Copy every entry word for word, but skip the pictures.
□ □ □ □ □ □ □
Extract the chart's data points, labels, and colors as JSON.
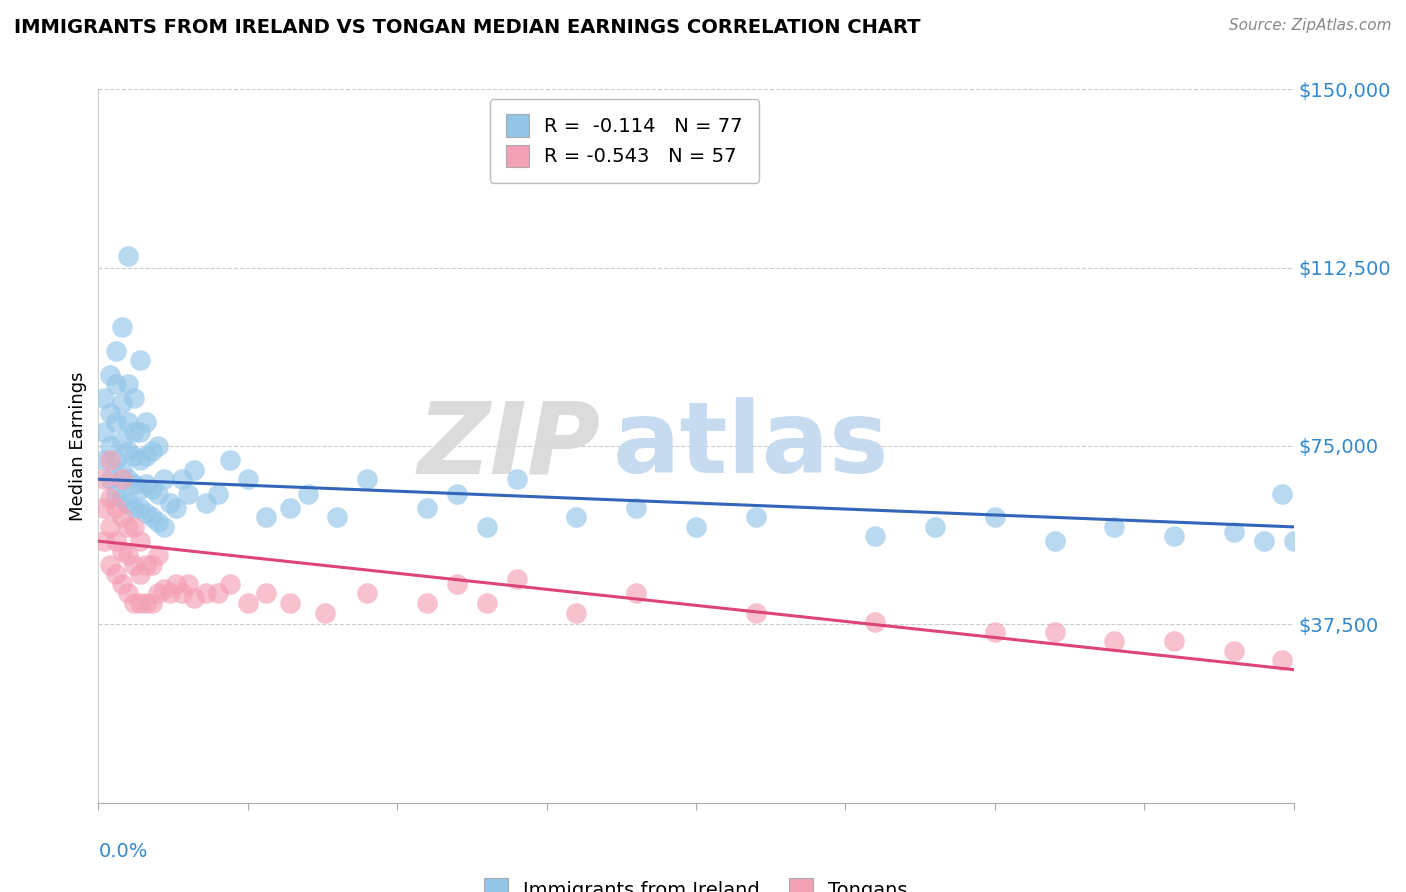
{
  "title": "IMMIGRANTS FROM IRELAND VS TONGAN MEDIAN EARNINGS CORRELATION CHART",
  "source": "Source: ZipAtlas.com",
  "ylabel": "Median Earnings",
  "xmin": 0.0,
  "xmax": 0.2,
  "ymin": 0,
  "ymax": 150000,
  "yticks": [
    37500,
    75000,
    112500,
    150000
  ],
  "ytick_labels": [
    "$37,500",
    "$75,000",
    "$112,500",
    "$150,000"
  ],
  "watermark_zip": "ZIP",
  "watermark_atlas": "atlas",
  "legend_blue_label": "R =  -0.114   N = 77",
  "legend_pink_label": "R = -0.543   N = 57",
  "legend_bottom_blue": "Immigrants from Ireland",
  "legend_bottom_pink": "Tongans",
  "blue_color": "#92c5e8",
  "pink_color": "#f4a0b5",
  "blue_line_color": "#3366bb",
  "pink_line_color": "#dd4477",
  "blue_line_y0": 68000,
  "blue_line_y1": 58000,
  "pink_line_y0": 55000,
  "pink_line_y1": 28000,
  "blue_points_x": [
    0.001,
    0.001,
    0.001,
    0.002,
    0.002,
    0.002,
    0.002,
    0.003,
    0.003,
    0.003,
    0.003,
    0.003,
    0.004,
    0.004,
    0.004,
    0.004,
    0.004,
    0.005,
    0.005,
    0.005,
    0.005,
    0.005,
    0.005,
    0.006,
    0.006,
    0.006,
    0.006,
    0.006,
    0.007,
    0.007,
    0.007,
    0.007,
    0.007,
    0.008,
    0.008,
    0.008,
    0.008,
    0.009,
    0.009,
    0.009,
    0.01,
    0.01,
    0.01,
    0.011,
    0.011,
    0.012,
    0.013,
    0.014,
    0.015,
    0.016,
    0.018,
    0.02,
    0.022,
    0.025,
    0.028,
    0.032,
    0.035,
    0.04,
    0.045,
    0.055,
    0.06,
    0.065,
    0.07,
    0.08,
    0.09,
    0.1,
    0.11,
    0.13,
    0.14,
    0.15,
    0.16,
    0.17,
    0.18,
    0.19,
    0.195,
    0.198,
    0.2
  ],
  "blue_points_y": [
    72000,
    78000,
    85000,
    68000,
    75000,
    82000,
    90000,
    65000,
    72000,
    80000,
    88000,
    95000,
    64000,
    70000,
    76000,
    84000,
    100000,
    63000,
    68000,
    74000,
    80000,
    88000,
    115000,
    62000,
    67000,
    73000,
    78000,
    85000,
    62000,
    66000,
    72000,
    78000,
    93000,
    61000,
    67000,
    73000,
    80000,
    60000,
    66000,
    74000,
    59000,
    65000,
    75000,
    58000,
    68000,
    63000,
    62000,
    68000,
    65000,
    70000,
    63000,
    65000,
    72000,
    68000,
    60000,
    62000,
    65000,
    60000,
    68000,
    62000,
    65000,
    58000,
    68000,
    60000,
    62000,
    58000,
    60000,
    56000,
    58000,
    60000,
    55000,
    58000,
    56000,
    57000,
    55000,
    65000,
    55000
  ],
  "pink_points_x": [
    0.001,
    0.001,
    0.001,
    0.002,
    0.002,
    0.002,
    0.002,
    0.003,
    0.003,
    0.003,
    0.004,
    0.004,
    0.004,
    0.004,
    0.005,
    0.005,
    0.005,
    0.006,
    0.006,
    0.006,
    0.007,
    0.007,
    0.007,
    0.008,
    0.008,
    0.009,
    0.009,
    0.01,
    0.01,
    0.011,
    0.012,
    0.013,
    0.014,
    0.015,
    0.016,
    0.018,
    0.02,
    0.022,
    0.025,
    0.028,
    0.032,
    0.038,
    0.045,
    0.055,
    0.06,
    0.065,
    0.07,
    0.08,
    0.09,
    0.11,
    0.13,
    0.15,
    0.16,
    0.17,
    0.18,
    0.19,
    0.198
  ],
  "pink_points_y": [
    55000,
    62000,
    68000,
    50000,
    58000,
    64000,
    72000,
    48000,
    55000,
    62000,
    46000,
    53000,
    60000,
    68000,
    44000,
    52000,
    58000,
    42000,
    50000,
    58000,
    42000,
    48000,
    55000,
    42000,
    50000,
    42000,
    50000,
    44000,
    52000,
    45000,
    44000,
    46000,
    44000,
    46000,
    43000,
    44000,
    44000,
    46000,
    42000,
    44000,
    42000,
    40000,
    44000,
    42000,
    46000,
    42000,
    47000,
    40000,
    44000,
    40000,
    38000,
    36000,
    36000,
    34000,
    34000,
    32000,
    30000
  ]
}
□ □ □ □ □ □ □
→ THE SOLUTION:
Extract the chart's data points, labels, and colors as JSON.
{
  "title": "IMMIGRANTS FROM IRELAND VS TONGAN MEDIAN EARNINGS CORRELATION CHART",
  "source": "Source: ZipAtlas.com",
  "ylabel": "Median Earnings",
  "xmin": 0.0,
  "xmax": 0.2,
  "ymin": 0,
  "ymax": 150000,
  "yticks": [
    37500,
    75000,
    112500,
    150000
  ],
  "ytick_labels": [
    "$37,500",
    "$75,000",
    "$112,500",
    "$150,000"
  ],
  "watermark_zip": "ZIP",
  "watermark_atlas": "atlas",
  "legend_blue_label": "R =  -0.114   N = 77",
  "legend_pink_label": "R = -0.543   N = 57",
  "legend_bottom_blue": "Immigrants from Ireland",
  "legend_bottom_pink": "Tongans",
  "blue_color": "#92c5e8",
  "pink_color": "#f4a0b5",
  "blue_line_color": "#3366bb",
  "pink_line_color": "#dd4477",
  "blue_line_y0": 68000,
  "blue_line_y1": 58000,
  "pink_line_y0": 55000,
  "pink_line_y1": 28000,
  "blue_points_x": [
    0.001,
    0.001,
    0.001,
    0.002,
    0.002,
    0.002,
    0.002,
    0.003,
    0.003,
    0.003,
    0.003,
    0.003,
    0.004,
    0.004,
    0.004,
    0.004,
    0.004,
    0.005,
    0.005,
    0.005,
    0.005,
    0.005,
    0.005,
    0.006,
    0.006,
    0.006,
    0.006,
    0.006,
    0.007,
    0.007,
    0.007,
    0.007,
    0.007,
    0.008,
    0.008,
    0.008,
    0.008,
    0.009,
    0.009,
    0.009,
    0.01,
    0.01,
    0.01,
    0.011,
    0.011,
    0.012,
    0.013,
    0.014,
    0.015,
    0.016,
    0.018,
    0.02,
    0.022,
    0.025,
    0.028,
    0.032,
    0.035,
    0.04,
    0.045,
    0.055,
    0.06,
    0.065,
    0.07,
    0.08,
    0.09,
    0.1,
    0.11,
    0.13,
    0.14,
    0.15,
    0.16,
    0.17,
    0.18,
    0.19,
    0.195,
    0.198,
    0.2
  ],
  "blue_points_y": [
    72000,
    78000,
    85000,
    68000,
    75000,
    82000,
    90000,
    65000,
    72000,
    80000,
    88000,
    95000,
    64000,
    70000,
    76000,
    84000,
    100000,
    63000,
    68000,
    74000,
    80000,
    88000,
    115000,
    62000,
    67000,
    73000,
    78000,
    85000,
    62000,
    66000,
    72000,
    78000,
    93000,
    61000,
    67000,
    73000,
    80000,
    60000,
    66000,
    74000,
    59000,
    65000,
    75000,
    58000,
    68000,
    63000,
    62000,
    68000,
    65000,
    70000,
    63000,
    65000,
    72000,
    68000,
    60000,
    62000,
    65000,
    60000,
    68000,
    62000,
    65000,
    58000,
    68000,
    60000,
    62000,
    58000,
    60000,
    56000,
    58000,
    60000,
    55000,
    58000,
    56000,
    57000,
    55000,
    65000,
    55000
  ],
  "pink_points_x": [
    0.001,
    0.001,
    0.001,
    0.002,
    0.002,
    0.002,
    0.002,
    0.003,
    0.003,
    0.003,
    0.004,
    0.004,
    0.004,
    0.004,
    0.005,
    0.005,
    0.005,
    0.006,
    0.006,
    0.006,
    0.007,
    0.007,
    0.007,
    0.008,
    0.008,
    0.009,
    0.009,
    0.01,
    0.01,
    0.011,
    0.012,
    0.013,
    0.014,
    0.015,
    0.016,
    0.018,
    0.02,
    0.022,
    0.025,
    0.028,
    0.032,
    0.038,
    0.045,
    0.055,
    0.06,
    0.065,
    0.07,
    0.08,
    0.09,
    0.11,
    0.13,
    0.15,
    0.16,
    0.17,
    0.18,
    0.19,
    0.198
  ],
  "pink_points_y": [
    55000,
    62000,
    68000,
    50000,
    58000,
    64000,
    72000,
    48000,
    55000,
    62000,
    46000,
    53000,
    60000,
    68000,
    44000,
    52000,
    58000,
    42000,
    50000,
    58000,
    42000,
    48000,
    55000,
    42000,
    50000,
    42000,
    50000,
    44000,
    52000,
    45000,
    44000,
    46000,
    44000,
    46000,
    43000,
    44000,
    44000,
    46000,
    42000,
    44000,
    42000,
    40000,
    44000,
    42000,
    46000,
    42000,
    47000,
    40000,
    44000,
    40000,
    38000,
    36000,
    36000,
    34000,
    34000,
    32000,
    30000
  ]
}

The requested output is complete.